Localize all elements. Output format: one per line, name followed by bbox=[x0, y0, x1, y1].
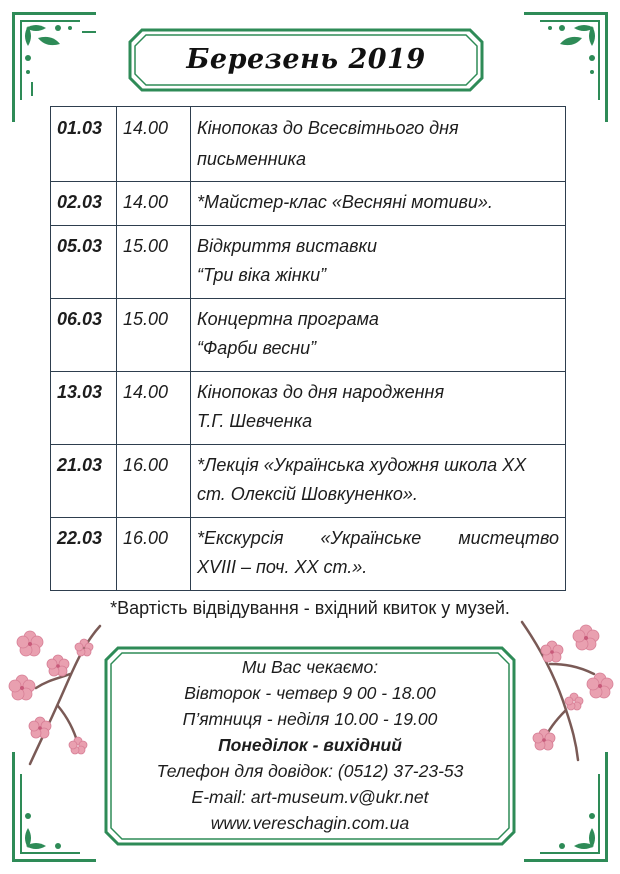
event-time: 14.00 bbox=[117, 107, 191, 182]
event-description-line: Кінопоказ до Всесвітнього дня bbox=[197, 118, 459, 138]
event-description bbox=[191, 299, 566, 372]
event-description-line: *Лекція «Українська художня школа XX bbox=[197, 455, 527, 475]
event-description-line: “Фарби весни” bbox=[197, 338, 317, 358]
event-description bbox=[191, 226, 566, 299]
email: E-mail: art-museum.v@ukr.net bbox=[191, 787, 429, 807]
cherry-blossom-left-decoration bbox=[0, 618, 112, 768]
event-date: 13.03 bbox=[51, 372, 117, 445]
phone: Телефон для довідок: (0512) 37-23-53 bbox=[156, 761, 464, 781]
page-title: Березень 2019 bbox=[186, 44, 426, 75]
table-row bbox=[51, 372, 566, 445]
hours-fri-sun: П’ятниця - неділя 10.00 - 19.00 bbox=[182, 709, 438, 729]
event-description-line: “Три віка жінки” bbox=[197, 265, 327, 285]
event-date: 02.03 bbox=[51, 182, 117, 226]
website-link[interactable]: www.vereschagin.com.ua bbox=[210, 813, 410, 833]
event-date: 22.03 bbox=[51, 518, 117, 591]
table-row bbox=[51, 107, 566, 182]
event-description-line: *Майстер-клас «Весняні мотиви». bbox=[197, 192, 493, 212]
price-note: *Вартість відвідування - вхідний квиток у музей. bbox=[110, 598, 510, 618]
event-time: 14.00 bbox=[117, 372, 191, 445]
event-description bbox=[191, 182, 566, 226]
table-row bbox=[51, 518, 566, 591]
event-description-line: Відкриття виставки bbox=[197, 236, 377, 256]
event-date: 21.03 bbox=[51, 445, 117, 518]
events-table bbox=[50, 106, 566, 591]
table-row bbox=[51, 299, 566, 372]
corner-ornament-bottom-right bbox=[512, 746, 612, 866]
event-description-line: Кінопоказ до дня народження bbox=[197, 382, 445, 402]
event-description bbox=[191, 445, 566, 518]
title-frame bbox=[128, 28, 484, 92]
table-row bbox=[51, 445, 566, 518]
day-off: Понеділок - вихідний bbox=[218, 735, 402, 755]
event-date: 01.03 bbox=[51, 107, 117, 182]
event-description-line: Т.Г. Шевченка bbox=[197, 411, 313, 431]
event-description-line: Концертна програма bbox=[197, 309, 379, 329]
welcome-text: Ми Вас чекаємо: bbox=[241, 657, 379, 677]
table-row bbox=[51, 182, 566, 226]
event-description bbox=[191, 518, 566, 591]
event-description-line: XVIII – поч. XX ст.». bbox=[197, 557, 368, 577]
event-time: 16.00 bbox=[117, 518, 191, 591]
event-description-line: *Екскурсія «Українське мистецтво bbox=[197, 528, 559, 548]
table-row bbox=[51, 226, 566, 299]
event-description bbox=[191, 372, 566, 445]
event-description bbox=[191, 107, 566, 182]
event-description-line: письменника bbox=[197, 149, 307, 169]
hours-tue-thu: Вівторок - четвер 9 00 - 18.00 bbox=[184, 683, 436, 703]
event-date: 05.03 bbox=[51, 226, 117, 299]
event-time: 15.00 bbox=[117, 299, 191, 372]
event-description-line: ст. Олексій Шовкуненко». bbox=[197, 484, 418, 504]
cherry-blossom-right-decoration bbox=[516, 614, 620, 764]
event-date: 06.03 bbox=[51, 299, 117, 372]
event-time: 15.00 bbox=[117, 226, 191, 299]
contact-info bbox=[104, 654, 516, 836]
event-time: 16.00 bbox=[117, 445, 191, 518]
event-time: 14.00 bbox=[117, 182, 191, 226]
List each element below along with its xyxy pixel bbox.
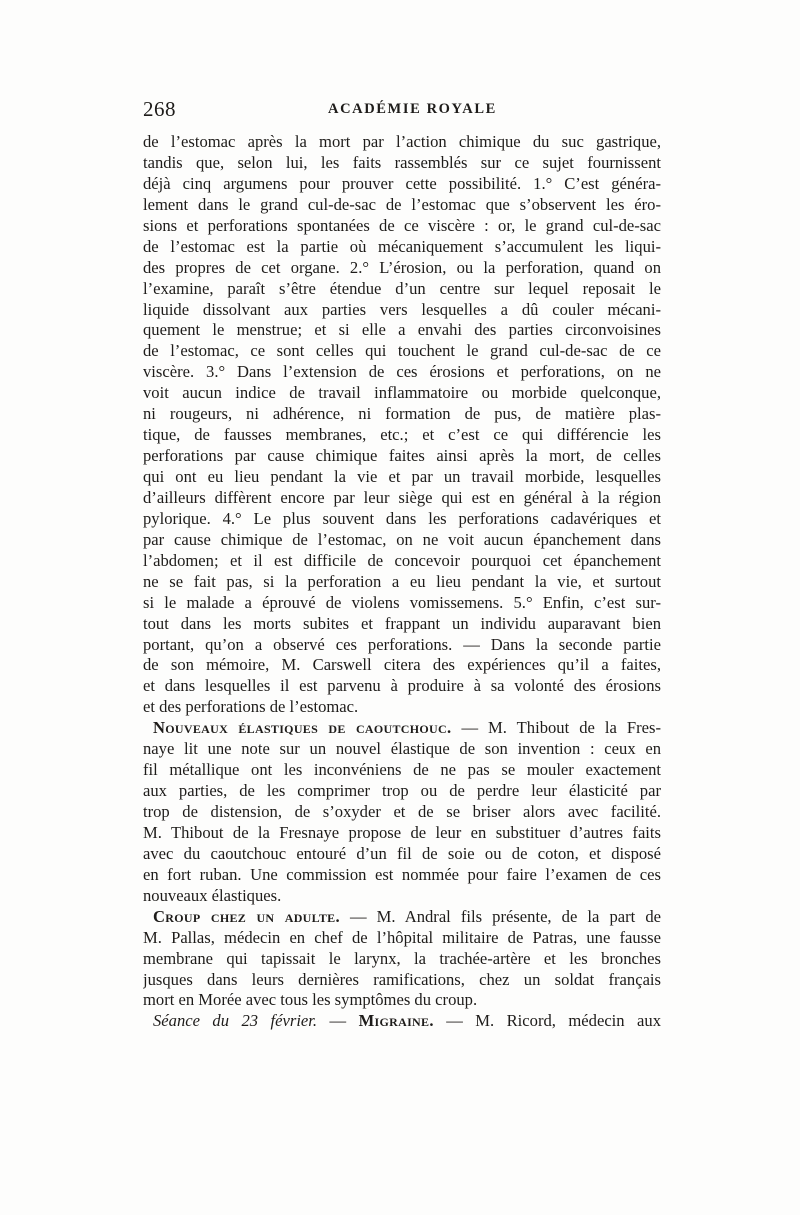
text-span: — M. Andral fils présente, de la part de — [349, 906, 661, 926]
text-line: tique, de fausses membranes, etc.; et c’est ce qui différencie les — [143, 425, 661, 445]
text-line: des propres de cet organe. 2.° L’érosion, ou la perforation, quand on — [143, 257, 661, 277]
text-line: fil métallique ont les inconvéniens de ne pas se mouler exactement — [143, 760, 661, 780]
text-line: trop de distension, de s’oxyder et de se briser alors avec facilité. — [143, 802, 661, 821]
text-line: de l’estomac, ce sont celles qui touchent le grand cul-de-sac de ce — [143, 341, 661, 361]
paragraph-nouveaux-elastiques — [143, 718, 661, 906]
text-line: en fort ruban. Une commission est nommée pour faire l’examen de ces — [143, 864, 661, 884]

PROBLEM DESCRIPTION. Output the lines from the line containing "text-span: — M." to the line containing "text-line: des propres", both included, copied character for character.

PROBLEM SOLUTION.
text-span: — M. Andral fils présente, de la part de — [349, 906, 661, 926]
text-line: tique, de fausses membranes, etc.; et c’est ce qui différencie les — [143, 425, 661, 445]
text-line: des propres de cet organe. 2.° L’érosion, ou la perforation, quand on — [143, 257, 661, 277]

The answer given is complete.